STATED PROBLEM | Exactly reproduce the entries, dropping any pictures from your copy.

-- START OF SUPPLIED ENTRIES --

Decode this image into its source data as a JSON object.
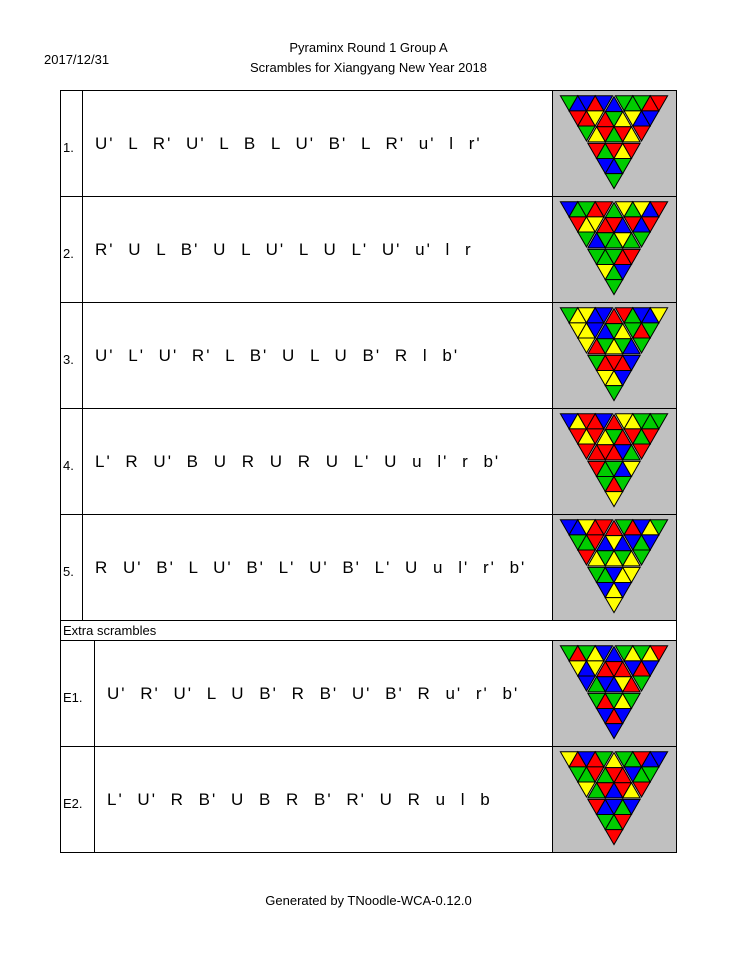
{
  "header": {
    "date": "2017/12/31",
    "title": "Pyraminx Round 1 Group A",
    "subtitle": "Scrambles for Xiangyang New Year 2018"
  },
  "scrambles": [
    {
      "number": "1.",
      "scramble": "U' L R' U' L B L U' B' L R' u' l r'"
    },
    {
      "number": "2.",
      "scramble": "R' U L B' U L U' L U L' U' u' l r"
    },
    {
      "number": "3.",
      "scramble": "U' L' U' R' L B' U L U B' R l b'"
    },
    {
      "number": "4.",
      "scramble": "L' R U' B U R U R U L' U u l' r b'"
    },
    {
      "number": "5.",
      "scramble": "R U' B' L U' B' L' U' B' L' U u l' r' b'"
    }
  ],
  "extra_label": "Extra scrambles",
  "extra_scrambles": [
    {
      "number": "E1.",
      "scramble": "U' R' U' L U B' R B' U' B' R u' r' b'"
    },
    {
      "number": "E2.",
      "scramble": "L' U' R B' U B R B' R' U R u l b"
    }
  ],
  "footer": "Generated by TNoodle-WCA-0.12.0"
}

-- END OF SUPPLIED ENTRIES --

EXERCISE SOLUTION |
Decode this image into its source data as a JSON object.
{
  "header": {
    "date": "2017/12/31",
    "title": "Pyraminx Round 1 Group A",
    "subtitle": "Scrambles for Xiangyang New Year 2018"
  },
  "scrambles": [
    {
      "number": "1.",
      "scramble": "U' L R' U' L B L U' B' L R' u' l r'"
    },
    {
      "number": "2.",
      "scramble": "R' U L B' U L U' L U L' U' u' l r"
    },
    {
      "number": "3.",
      "scramble": "U' L' U' R' L B' U L U B' R l b'"
    },
    {
      "number": "4.",
      "scramble": "L' R U' B U R U R U L' U u l' r b'"
    },
    {
      "number": "5.",
      "scramble": "R U' B' L U' B' L' U' B' L' U u l' r' b'"
    }
  ],
  "extra_label": "Extra scrambles",
  "extra_scrambles": [
    {
      "number": "E1.",
      "scramble": "U' R' U' L U B' R B' U' B' R u' r' b'"
    },
    {
      "number": "E2.",
      "scramble": "L' U' R B' U B R B' R' U R u l b"
    }
  ],
  "footer": "Generated by TNoodle-WCA-0.12.0"
}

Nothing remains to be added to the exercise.